►

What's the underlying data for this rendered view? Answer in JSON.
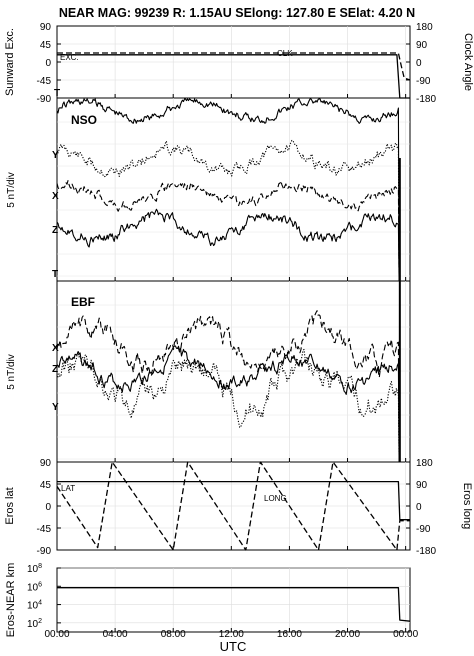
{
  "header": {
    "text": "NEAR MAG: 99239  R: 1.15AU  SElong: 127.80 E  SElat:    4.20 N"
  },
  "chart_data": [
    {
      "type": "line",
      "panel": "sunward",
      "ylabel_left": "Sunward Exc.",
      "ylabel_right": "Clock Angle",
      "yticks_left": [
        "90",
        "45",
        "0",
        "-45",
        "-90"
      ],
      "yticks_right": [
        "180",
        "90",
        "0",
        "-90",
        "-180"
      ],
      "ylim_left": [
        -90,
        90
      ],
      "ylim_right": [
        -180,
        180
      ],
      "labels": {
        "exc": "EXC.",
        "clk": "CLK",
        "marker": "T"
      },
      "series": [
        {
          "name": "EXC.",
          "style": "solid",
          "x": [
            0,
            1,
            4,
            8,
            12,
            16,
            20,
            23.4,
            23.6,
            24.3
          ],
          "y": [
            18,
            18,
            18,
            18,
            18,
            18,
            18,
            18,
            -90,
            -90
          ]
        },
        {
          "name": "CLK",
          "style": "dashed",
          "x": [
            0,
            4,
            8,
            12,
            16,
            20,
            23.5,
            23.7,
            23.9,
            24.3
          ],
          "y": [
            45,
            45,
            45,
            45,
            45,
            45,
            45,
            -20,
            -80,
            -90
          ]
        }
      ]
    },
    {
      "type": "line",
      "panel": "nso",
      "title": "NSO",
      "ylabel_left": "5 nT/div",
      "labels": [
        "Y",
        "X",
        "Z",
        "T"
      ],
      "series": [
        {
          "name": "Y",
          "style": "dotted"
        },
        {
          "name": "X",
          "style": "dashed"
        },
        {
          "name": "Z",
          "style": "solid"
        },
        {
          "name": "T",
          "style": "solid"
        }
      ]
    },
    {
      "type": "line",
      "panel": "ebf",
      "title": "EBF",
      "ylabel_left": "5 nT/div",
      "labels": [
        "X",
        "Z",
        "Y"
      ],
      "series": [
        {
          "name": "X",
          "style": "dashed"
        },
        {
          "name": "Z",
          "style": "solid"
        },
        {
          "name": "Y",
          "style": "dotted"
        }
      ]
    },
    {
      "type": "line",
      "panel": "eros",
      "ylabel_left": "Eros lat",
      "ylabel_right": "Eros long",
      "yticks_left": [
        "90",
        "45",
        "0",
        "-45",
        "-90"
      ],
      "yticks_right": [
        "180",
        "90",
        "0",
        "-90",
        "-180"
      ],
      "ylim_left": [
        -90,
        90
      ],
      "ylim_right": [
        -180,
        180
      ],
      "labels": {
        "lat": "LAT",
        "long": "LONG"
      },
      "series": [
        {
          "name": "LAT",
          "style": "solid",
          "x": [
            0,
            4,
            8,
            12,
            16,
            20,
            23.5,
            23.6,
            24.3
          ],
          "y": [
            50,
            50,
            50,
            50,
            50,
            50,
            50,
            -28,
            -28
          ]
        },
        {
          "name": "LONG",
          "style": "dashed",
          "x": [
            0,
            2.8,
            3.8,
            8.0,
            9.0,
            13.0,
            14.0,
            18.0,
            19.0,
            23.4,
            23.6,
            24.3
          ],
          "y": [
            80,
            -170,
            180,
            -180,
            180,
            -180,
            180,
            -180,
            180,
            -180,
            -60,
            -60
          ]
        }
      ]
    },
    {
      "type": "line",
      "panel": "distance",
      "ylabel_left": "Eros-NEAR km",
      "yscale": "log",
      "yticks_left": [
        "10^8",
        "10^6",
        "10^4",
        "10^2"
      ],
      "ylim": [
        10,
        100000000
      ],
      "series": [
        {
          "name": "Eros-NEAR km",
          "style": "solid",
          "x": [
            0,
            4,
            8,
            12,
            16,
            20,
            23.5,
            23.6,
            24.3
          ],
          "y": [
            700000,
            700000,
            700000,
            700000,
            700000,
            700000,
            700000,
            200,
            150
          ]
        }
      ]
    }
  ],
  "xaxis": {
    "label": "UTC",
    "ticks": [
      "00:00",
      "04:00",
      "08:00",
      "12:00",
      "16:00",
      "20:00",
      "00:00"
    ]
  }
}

◄

Stated exercise: Print each of the records above exactly as written, leaving no picture in the copy.

Answer to this task:
What's the underlying data for this rendered view? Answer in JSON.
{
  "header": {
    "text": "NEAR MAG: 99239  R: 1.15AU  SElong: 127.80 E  SElat:    4.20 N"
  },
  "chart_data": [
    {
      "type": "line",
      "panel": "sunward",
      "ylabel_left": "Sunward Exc.",
      "ylabel_right": "Clock Angle",
      "yticks_left": [
        "90",
        "45",
        "0",
        "-45",
        "-90"
      ],
      "yticks_right": [
        "180",
        "90",
        "0",
        "-90",
        "-180"
      ],
      "ylim_left": [
        -90,
        90
      ],
      "ylim_right": [
        -180,
        180
      ],
      "labels": {
        "exc": "EXC.",
        "clk": "CLK",
        "marker": "T"
      },
      "series": [
        {
          "name": "EXC.",
          "style": "solid",
          "x": [
            0,
            1,
            4,
            8,
            12,
            16,
            20,
            23.4,
            23.6,
            24.3
          ],
          "y": [
            18,
            18,
            18,
            18,
            18,
            18,
            18,
            18,
            -90,
            -90
          ]
        },
        {
          "name": "CLK",
          "style": "dashed",
          "x": [
            0,
            4,
            8,
            12,
            16,
            20,
            23.5,
            23.7,
            23.9,
            24.3
          ],
          "y": [
            45,
            45,
            45,
            45,
            45,
            45,
            45,
            -20,
            -80,
            -90
          ]
        }
      ]
    },
    {
      "type": "line",
      "panel": "nso",
      "title": "NSO",
      "ylabel_left": "5 nT/div",
      "labels": [
        "Y",
        "X",
        "Z",
        "T"
      ],
      "series": [
        {
          "name": "Y",
          "style": "dotted"
        },
        {
          "name": "X",
          "style": "dashed"
        },
        {
          "name": "Z",
          "style": "solid"
        },
        {
          "name": "T",
          "style": "solid"
        }
      ]
    },
    {
      "type": "line",
      "panel": "ebf",
      "title": "EBF",
      "ylabel_left": "5 nT/div",
      "labels": [
        "X",
        "Z",
        "Y"
      ],
      "series": [
        {
          "name": "X",
          "style": "dashed"
        },
        {
          "name": "Z",
          "style": "solid"
        },
        {
          "name": "Y",
          "style": "dotted"
        }
      ]
    },
    {
      "type": "line",
      "panel": "eros",
      "ylabel_left": "Eros lat",
      "ylabel_right": "Eros long",
      "yticks_left": [
        "90",
        "45",
        "0",
        "-45",
        "-90"
      ],
      "yticks_right": [
        "180",
        "90",
        "0",
        "-90",
        "-180"
      ],
      "ylim_left": [
        -90,
        90
      ],
      "ylim_right": [
        -180,
        180
      ],
      "labels": {
        "lat": "LAT",
        "long": "LONG"
      },
      "series": [
        {
          "name": "LAT",
          "style": "solid",
          "x": [
            0,
            4,
            8,
            12,
            16,
            20,
            23.5,
            23.6,
            24.3
          ],
          "y": [
            50,
            50,
            50,
            50,
            50,
            50,
            50,
            -28,
            -28
          ]
        },
        {
          "name": "LONG",
          "style": "dashed",
          "x": [
            0,
            2.8,
            3.8,
            8.0,
            9.0,
            13.0,
            14.0,
            18.0,
            19.0,
            23.4,
            23.6,
            24.3
          ],
          "y": [
            80,
            -170,
            180,
            -180,
            180,
            -180,
            180,
            -180,
            180,
            -180,
            -60,
            -60
          ]
        }
      ]
    },
    {
      "type": "line",
      "panel": "distance",
      "ylabel_left": "Eros-NEAR km",
      "yscale": "log",
      "yticks_left": [
        "10^8",
        "10^6",
        "10^4",
        "10^2"
      ],
      "ylim": [
        10,
        100000000
      ],
      "series": [
        {
          "name": "Eros-NEAR km",
          "style": "solid",
          "x": [
            0,
            4,
            8,
            12,
            16,
            20,
            23.5,
            23.6,
            24.3
          ],
          "y": [
            700000,
            700000,
            700000,
            700000,
            700000,
            700000,
            700000,
            200,
            150
          ]
        }
      ]
    }
  ],
  "xaxis": {
    "label": "UTC",
    "ticks": [
      "00:00",
      "04:00",
      "08:00",
      "12:00",
      "16:00",
      "20:00",
      "00:00"
    ]
  }
}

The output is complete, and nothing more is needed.